[Dataset excerpts]
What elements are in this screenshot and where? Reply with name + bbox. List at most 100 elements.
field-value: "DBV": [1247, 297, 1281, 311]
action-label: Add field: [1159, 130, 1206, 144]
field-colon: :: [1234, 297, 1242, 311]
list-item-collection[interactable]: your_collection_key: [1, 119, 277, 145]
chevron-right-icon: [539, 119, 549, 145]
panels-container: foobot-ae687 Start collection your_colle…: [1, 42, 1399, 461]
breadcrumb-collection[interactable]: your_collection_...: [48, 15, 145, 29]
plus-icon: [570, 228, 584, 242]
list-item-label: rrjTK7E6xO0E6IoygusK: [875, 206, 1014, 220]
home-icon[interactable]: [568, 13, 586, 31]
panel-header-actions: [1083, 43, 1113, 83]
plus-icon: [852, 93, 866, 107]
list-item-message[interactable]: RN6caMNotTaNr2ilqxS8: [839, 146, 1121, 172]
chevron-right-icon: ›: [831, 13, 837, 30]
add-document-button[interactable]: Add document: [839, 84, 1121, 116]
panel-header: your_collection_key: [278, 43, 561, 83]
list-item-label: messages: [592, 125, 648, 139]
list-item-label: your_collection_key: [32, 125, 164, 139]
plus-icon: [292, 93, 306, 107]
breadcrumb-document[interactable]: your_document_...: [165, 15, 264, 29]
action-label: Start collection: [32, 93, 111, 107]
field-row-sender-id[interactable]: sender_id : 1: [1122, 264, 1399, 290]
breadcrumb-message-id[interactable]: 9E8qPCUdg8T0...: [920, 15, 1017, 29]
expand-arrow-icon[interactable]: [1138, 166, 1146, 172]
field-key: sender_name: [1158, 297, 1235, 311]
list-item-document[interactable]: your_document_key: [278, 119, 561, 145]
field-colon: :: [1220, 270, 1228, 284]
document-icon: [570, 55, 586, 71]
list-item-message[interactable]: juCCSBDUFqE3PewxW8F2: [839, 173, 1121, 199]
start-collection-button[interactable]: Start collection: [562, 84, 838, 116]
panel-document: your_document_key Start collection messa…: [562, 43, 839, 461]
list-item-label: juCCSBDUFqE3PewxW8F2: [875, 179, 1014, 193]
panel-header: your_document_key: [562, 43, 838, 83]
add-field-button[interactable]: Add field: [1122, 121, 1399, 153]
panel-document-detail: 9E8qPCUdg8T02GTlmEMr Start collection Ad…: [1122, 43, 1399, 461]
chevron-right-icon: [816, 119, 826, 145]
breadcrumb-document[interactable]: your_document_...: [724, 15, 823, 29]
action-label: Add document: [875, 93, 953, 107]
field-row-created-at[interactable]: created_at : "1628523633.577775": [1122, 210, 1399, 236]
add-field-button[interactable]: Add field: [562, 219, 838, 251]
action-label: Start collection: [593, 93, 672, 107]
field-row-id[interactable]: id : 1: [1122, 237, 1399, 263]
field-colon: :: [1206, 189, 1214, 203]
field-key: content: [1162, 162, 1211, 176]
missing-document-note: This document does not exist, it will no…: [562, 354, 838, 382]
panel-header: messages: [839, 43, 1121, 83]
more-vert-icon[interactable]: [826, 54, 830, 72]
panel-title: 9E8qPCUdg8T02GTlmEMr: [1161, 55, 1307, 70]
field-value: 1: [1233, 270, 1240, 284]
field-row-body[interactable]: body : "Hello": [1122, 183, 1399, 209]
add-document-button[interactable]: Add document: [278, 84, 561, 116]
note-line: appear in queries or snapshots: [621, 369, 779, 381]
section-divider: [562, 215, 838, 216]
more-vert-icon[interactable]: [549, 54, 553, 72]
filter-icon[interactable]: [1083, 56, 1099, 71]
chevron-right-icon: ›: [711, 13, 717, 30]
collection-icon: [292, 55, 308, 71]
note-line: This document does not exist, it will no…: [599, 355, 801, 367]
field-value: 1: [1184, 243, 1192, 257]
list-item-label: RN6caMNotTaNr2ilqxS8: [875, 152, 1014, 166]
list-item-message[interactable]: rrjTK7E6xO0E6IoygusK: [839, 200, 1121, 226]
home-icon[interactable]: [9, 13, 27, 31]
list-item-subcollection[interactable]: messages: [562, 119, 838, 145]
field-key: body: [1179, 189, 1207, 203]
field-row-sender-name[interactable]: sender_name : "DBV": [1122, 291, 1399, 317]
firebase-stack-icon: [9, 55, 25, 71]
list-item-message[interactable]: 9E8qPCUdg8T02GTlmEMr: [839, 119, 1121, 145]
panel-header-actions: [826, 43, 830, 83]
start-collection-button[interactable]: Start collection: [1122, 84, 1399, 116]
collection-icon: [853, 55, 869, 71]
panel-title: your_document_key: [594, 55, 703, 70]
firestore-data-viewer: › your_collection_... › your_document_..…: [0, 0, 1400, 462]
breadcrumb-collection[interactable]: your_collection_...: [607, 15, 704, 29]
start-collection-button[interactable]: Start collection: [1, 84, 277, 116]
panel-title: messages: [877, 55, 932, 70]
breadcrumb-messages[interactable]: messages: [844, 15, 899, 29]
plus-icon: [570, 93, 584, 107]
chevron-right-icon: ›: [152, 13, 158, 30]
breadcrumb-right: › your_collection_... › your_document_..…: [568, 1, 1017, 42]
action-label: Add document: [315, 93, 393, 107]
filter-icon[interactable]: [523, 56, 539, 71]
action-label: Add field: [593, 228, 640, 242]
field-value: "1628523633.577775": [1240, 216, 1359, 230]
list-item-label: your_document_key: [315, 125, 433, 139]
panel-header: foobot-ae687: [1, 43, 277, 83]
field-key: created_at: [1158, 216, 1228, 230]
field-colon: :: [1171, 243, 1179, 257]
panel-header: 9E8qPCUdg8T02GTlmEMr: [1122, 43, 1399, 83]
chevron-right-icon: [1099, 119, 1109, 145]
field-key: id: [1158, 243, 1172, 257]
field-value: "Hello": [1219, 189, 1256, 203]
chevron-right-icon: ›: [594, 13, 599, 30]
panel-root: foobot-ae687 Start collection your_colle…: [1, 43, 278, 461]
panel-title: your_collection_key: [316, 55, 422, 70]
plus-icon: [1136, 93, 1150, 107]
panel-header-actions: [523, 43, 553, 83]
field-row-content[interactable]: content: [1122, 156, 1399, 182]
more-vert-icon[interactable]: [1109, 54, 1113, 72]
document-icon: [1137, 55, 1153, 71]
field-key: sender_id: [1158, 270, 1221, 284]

[Task prompt] Find every line in the items above that contains the string "chevron" and copy each one. Count only matches with the same case.

[Output for this exercise]
chevron-right-icon: [539, 119, 549, 145]
chevron-right-icon: ›: [831, 13, 837, 30]
chevron-right-icon: [816, 119, 826, 145]
chevron-right-icon: ›: [711, 13, 717, 30]
chevron-right-icon: ›: [152, 13, 158, 30]
chevron-right-icon: [1099, 119, 1109, 145]
chevron-right-icon: ›: [594, 13, 599, 30]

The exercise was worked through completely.